Exercise brief:
Can the data below be echoed back word for word?

Material for the task:
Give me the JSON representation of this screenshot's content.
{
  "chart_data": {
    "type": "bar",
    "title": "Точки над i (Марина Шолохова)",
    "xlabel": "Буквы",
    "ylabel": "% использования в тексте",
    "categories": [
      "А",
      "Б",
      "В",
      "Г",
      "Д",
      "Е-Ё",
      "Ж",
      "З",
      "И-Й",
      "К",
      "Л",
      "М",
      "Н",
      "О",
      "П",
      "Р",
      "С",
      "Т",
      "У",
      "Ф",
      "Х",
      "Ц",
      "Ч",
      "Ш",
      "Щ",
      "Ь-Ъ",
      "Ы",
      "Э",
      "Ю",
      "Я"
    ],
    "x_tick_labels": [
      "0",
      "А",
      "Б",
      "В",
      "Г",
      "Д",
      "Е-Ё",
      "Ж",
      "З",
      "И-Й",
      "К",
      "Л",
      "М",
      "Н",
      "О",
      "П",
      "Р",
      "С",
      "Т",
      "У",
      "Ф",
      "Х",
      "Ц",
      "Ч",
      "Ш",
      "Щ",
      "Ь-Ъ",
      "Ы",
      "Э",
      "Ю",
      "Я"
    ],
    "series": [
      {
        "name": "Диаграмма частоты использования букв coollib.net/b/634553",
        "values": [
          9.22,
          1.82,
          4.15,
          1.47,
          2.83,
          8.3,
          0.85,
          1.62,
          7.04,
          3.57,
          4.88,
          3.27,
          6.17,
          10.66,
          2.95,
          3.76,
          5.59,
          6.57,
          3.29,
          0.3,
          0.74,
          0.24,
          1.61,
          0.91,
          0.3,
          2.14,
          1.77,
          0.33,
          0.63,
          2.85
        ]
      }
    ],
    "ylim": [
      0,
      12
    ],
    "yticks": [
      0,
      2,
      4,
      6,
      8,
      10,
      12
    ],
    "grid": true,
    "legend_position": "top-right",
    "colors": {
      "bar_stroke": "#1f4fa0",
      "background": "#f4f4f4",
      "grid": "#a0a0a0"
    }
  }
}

Full response:
Give me the JSON representation of this screenshot's content.
{
  "chart_data": {
    "type": "bar",
    "title": "Точки над i (Марина Шолохова)",
    "xlabel": "Буквы",
    "ylabel": "% использования в тексте",
    "categories": [
      "А",
      "Б",
      "В",
      "Г",
      "Д",
      "Е-Ё",
      "Ж",
      "З",
      "И-Й",
      "К",
      "Л",
      "М",
      "Н",
      "О",
      "П",
      "Р",
      "С",
      "Т",
      "У",
      "Ф",
      "Х",
      "Ц",
      "Ч",
      "Ш",
      "Щ",
      "Ь-Ъ",
      "Ы",
      "Э",
      "Ю",
      "Я"
    ],
    "x_tick_labels": [
      "0",
      "А",
      "Б",
      "В",
      "Г",
      "Д",
      "Е-Ё",
      "Ж",
      "З",
      "И-Й",
      "К",
      "Л",
      "М",
      "Н",
      "О",
      "П",
      "Р",
      "С",
      "Т",
      "У",
      "Ф",
      "Х",
      "Ц",
      "Ч",
      "Ш",
      "Щ",
      "Ь-Ъ",
      "Ы",
      "Э",
      "Ю",
      "Я"
    ],
    "series": [
      {
        "name": "Диаграмма частоты использования букв coollib.net/b/634553",
        "values": [
          9.22,
          1.82,
          4.15,
          1.47,
          2.83,
          8.3,
          0.85,
          1.62,
          7.04,
          3.57,
          4.88,
          3.27,
          6.17,
          10.66,
          2.95,
          3.76,
          5.59,
          6.57,
          3.29,
          0.3,
          0.74,
          0.24,
          1.61,
          0.91,
          0.3,
          2.14,
          1.77,
          0.33,
          0.63,
          2.85
        ]
      }
    ],
    "ylim": [
      0,
      12
    ],
    "yticks": [
      0,
      2,
      4,
      6,
      8,
      10,
      12
    ],
    "grid": true,
    "legend_position": "top-right",
    "colors": {
      "bar_stroke": "#1f4fa0",
      "background": "#f4f4f4",
      "grid": "#a0a0a0"
    }
  }
}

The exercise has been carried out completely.